| Exercise objective |
Write out all the entries word for word, but skip any images.
━━ Records shown
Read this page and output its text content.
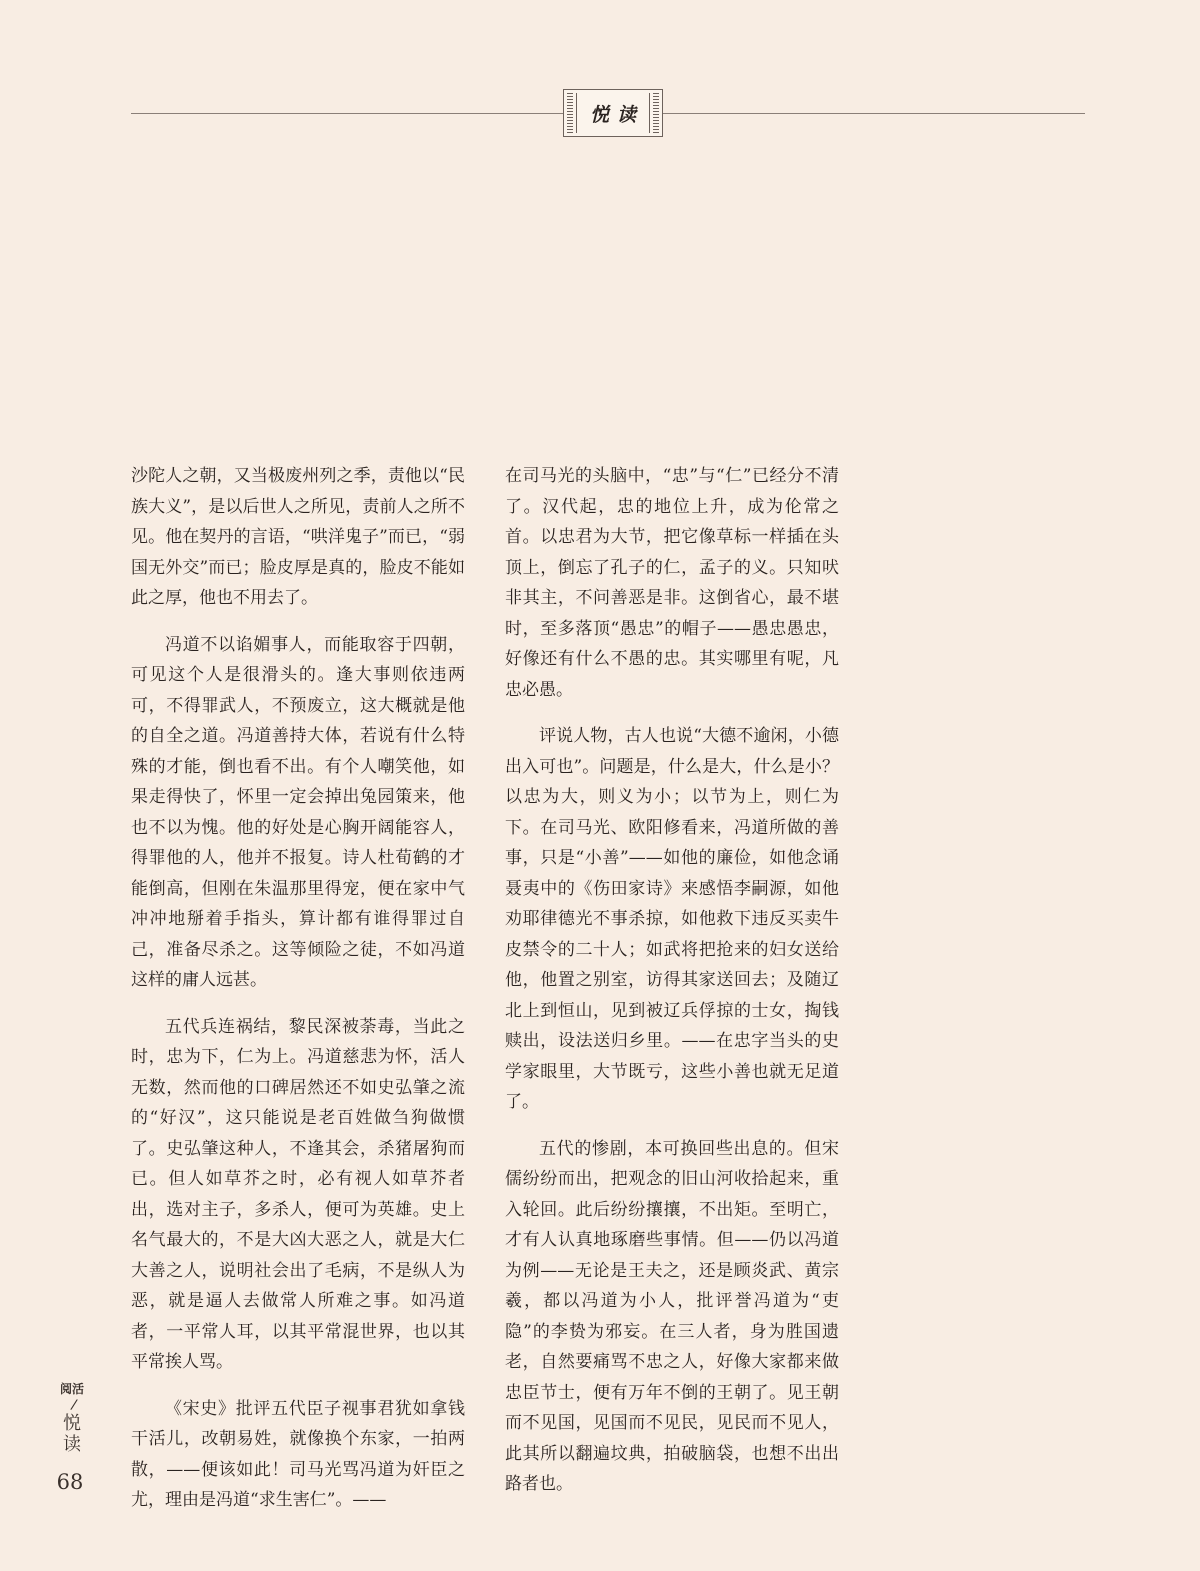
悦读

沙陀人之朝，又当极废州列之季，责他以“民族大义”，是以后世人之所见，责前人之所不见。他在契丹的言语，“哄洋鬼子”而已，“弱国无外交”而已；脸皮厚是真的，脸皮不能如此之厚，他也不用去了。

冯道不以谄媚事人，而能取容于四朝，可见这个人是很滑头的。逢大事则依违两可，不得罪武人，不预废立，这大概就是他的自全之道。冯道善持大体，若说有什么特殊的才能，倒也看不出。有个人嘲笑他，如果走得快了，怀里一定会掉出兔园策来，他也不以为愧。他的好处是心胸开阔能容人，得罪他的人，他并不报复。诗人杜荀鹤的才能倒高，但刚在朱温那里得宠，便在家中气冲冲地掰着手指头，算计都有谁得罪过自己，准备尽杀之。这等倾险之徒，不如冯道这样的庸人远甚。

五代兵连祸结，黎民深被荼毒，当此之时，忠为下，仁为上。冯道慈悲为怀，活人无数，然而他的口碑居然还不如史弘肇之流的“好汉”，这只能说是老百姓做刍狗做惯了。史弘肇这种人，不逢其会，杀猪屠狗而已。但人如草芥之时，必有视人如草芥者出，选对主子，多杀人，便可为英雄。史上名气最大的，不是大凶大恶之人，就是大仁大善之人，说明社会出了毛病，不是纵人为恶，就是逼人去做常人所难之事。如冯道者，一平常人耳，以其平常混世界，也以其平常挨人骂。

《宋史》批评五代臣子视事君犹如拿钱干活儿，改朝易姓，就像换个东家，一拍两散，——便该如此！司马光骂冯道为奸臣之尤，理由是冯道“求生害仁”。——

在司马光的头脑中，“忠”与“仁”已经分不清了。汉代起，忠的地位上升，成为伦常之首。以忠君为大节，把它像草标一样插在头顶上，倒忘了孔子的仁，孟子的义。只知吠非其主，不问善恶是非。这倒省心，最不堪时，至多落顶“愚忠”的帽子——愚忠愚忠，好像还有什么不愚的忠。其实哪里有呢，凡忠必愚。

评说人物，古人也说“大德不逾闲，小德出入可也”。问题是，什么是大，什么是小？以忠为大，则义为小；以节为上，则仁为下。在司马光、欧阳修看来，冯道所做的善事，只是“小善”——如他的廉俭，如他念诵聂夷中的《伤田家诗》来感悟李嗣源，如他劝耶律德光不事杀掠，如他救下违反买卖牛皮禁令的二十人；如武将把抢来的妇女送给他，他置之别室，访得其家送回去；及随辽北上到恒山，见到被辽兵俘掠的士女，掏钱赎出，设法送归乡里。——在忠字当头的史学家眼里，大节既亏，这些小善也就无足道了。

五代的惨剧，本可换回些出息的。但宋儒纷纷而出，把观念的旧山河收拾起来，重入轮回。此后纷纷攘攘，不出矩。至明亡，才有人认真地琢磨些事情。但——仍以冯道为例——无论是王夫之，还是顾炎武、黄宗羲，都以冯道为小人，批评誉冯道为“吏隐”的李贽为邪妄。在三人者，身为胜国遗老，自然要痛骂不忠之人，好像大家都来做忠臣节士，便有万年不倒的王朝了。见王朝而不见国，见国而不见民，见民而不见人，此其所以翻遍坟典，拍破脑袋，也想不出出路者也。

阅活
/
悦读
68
━━━━
| Full response |
Read this page and output its text content.
悦读

沙陀人之朝，又当极废州列之季，责他以“民族大义”，是以后世人之所见，责前人之所不见。他在契丹的言语，“哄洋鬼子”而已，“弱国无外交”而已；脸皮厚是真的，脸皮不能如此之厚，他也不用去了。

冯道不以谄媚事人，而能取容于四朝，可见这个人是很滑头的。逢大事则依违两可，不得罪武人，不预废立，这大概就是他的自全之道。冯道善持大体，若说有什么特殊的才能，倒也看不出。有个人嘲笑他，如果走得快了，怀里一定会掉出兔园策来，他也不以为愧。他的好处是心胸开阔能容人，得罪他的人，他并不报复。诗人杜荀鹤的才能倒高，但刚在朱温那里得宠，便在家中气冲冲地掰着手指头，算计都有谁得罪过自己，准备尽杀之。这等倾险之徒，不如冯道这样的庸人远甚。

五代兵连祸结，黎民深被荼毒，当此之时，忠为下，仁为上。冯道慈悲为怀，活人无数，然而他的口碑居然还不如史弘肇之流的“好汉”，这只能说是老百姓做刍狗做惯了。史弘肇这种人，不逢其会，杀猪屠狗而已。但人如草芥之时，必有视人如草芥者出，选对主子，多杀人，便可为英雄。史上名气最大的，不是大凶大恶之人，就是大仁大善之人，说明社会出了毛病，不是纵人为恶，就是逼人去做常人所难之事。如冯道者，一平常人耳，以其平常混世界，也以其平常挨人骂。

《宋史》批评五代臣子视事君犹如拿钱干活儿，改朝易姓，就像换个东家，一拍两散，——便该如此！司马光骂冯道为奸臣之尤，理由是冯道“求生害仁”。——

在司马光的头脑中，“忠”与“仁”已经分不清了。汉代起，忠的地位上升，成为伦常之首。以忠君为大节，把它像草标一样插在头顶上，倒忘了孔子的仁，孟子的义。只知吠非其主，不问善恶是非。这倒省心，最不堪时，至多落顶“愚忠”的帽子——愚忠愚忠，好像还有什么不愚的忠。其实哪里有呢，凡忠必愚。

评说人物，古人也说“大德不逾闲，小德出入可也”。问题是，什么是大，什么是小？以忠为大，则义为小；以节为上，则仁为下。在司马光、欧阳修看来，冯道所做的善事，只是“小善”——如他的廉俭，如他念诵聂夷中的《伤田家诗》来感悟李嗣源，如他劝耶律德光不事杀掠，如他救下违反买卖牛皮禁令的二十人；如武将把抢来的妇女送给他，他置之别室，访得其家送回去；及随辽北上到恒山，见到被辽兵俘掠的士女，掏钱赎出，设法送归乡里。——在忠字当头的史学家眼里，大节既亏，这些小善也就无足道了。

五代的惨剧，本可换回些出息的。但宋儒纷纷而出，把观念的旧山河收拾起来，重入轮回。此后纷纷攘攘，不出矩。至明亡，才有人认真地琢磨些事情。但——仍以冯道为例——无论是王夫之，还是顾炎武、黄宗羲，都以冯道为小人，批评誉冯道为“吏隐”的李贽为邪妄。在三人者，身为胜国遗老，自然要痛骂不忠之人，好像大家都来做忠臣节士，便有万年不倒的王朝了。见王朝而不见国，见国而不见民，见民而不见人，此其所以翻遍坟典，拍破脑袋，也想不出出路者也。

阅活
/
悦读
68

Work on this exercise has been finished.